Your task: The exercise asks you to copy every line below in which "Matricular" appears.

Provided entries:

──────

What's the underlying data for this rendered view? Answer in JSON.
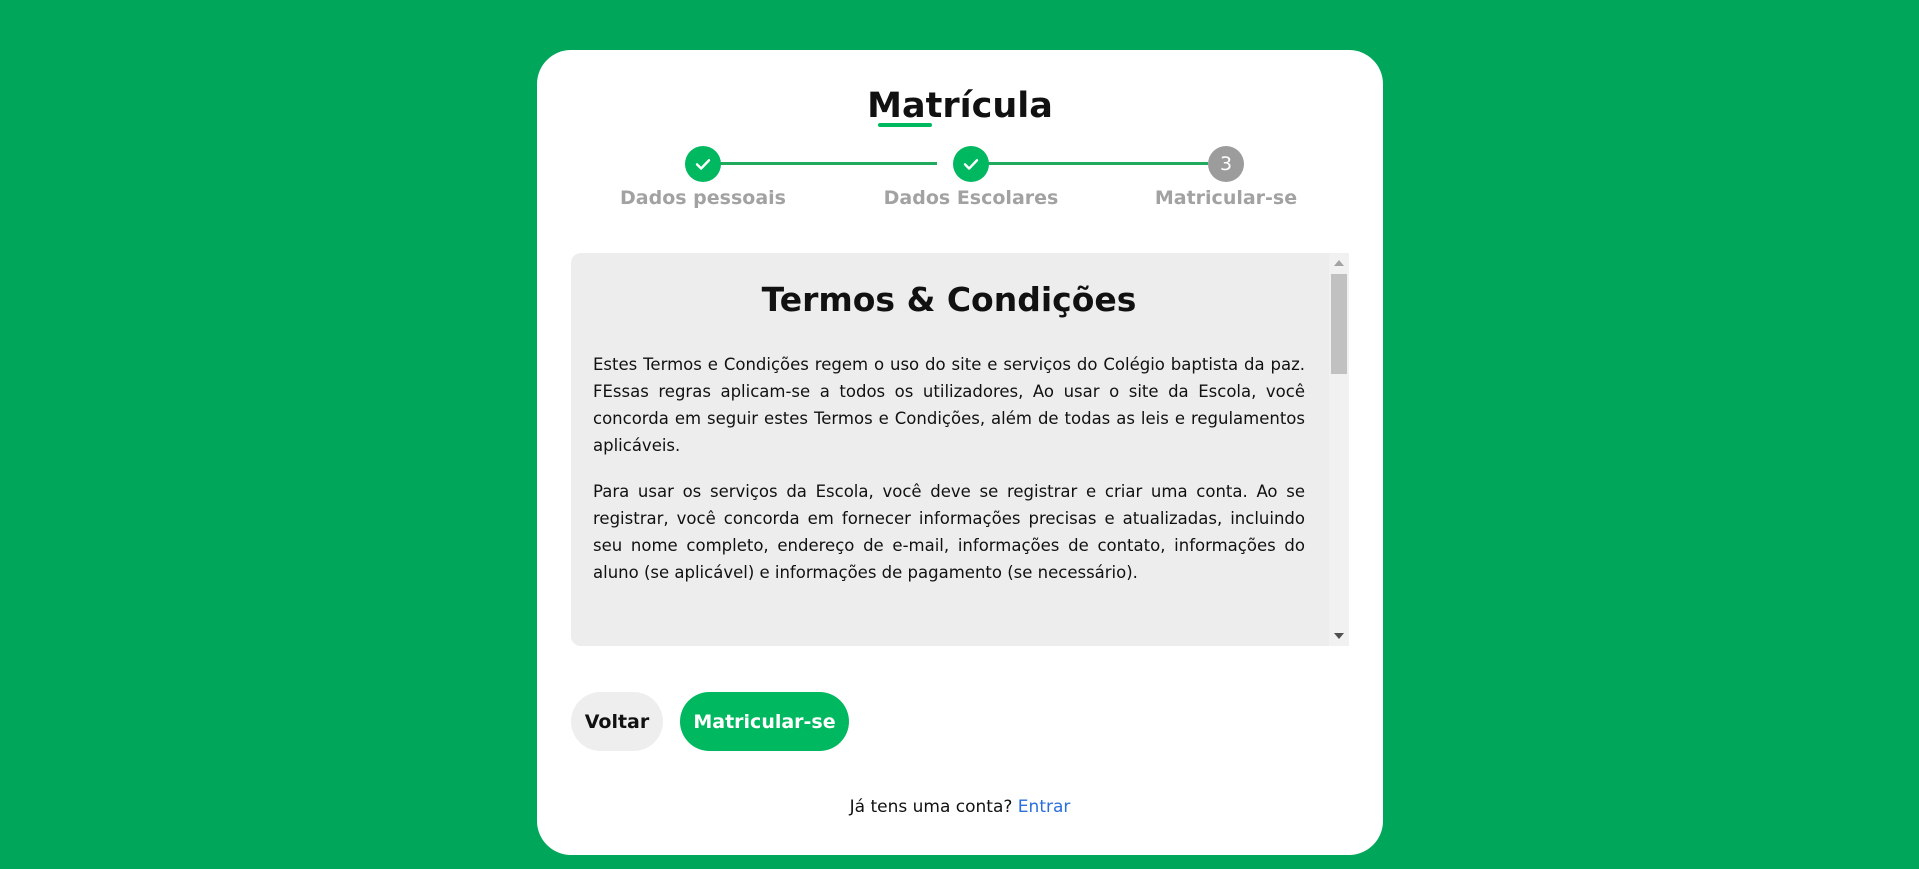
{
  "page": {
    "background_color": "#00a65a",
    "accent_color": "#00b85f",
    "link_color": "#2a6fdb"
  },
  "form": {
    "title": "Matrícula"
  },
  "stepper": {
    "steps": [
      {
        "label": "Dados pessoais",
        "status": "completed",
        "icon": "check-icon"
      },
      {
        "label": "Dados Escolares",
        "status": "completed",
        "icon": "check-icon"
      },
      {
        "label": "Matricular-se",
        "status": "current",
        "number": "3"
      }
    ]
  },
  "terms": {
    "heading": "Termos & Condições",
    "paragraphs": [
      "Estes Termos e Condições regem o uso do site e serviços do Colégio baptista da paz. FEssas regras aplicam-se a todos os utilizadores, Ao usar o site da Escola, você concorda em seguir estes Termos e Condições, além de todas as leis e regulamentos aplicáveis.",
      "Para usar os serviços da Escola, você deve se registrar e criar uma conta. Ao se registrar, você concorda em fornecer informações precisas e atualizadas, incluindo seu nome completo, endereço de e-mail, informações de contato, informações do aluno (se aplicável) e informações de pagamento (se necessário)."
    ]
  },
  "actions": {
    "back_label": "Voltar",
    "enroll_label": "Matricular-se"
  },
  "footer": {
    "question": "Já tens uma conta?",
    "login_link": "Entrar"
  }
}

──────

Exercise answer:
        "label": "Matricular-se",
    "enroll_label": "Matricular-se"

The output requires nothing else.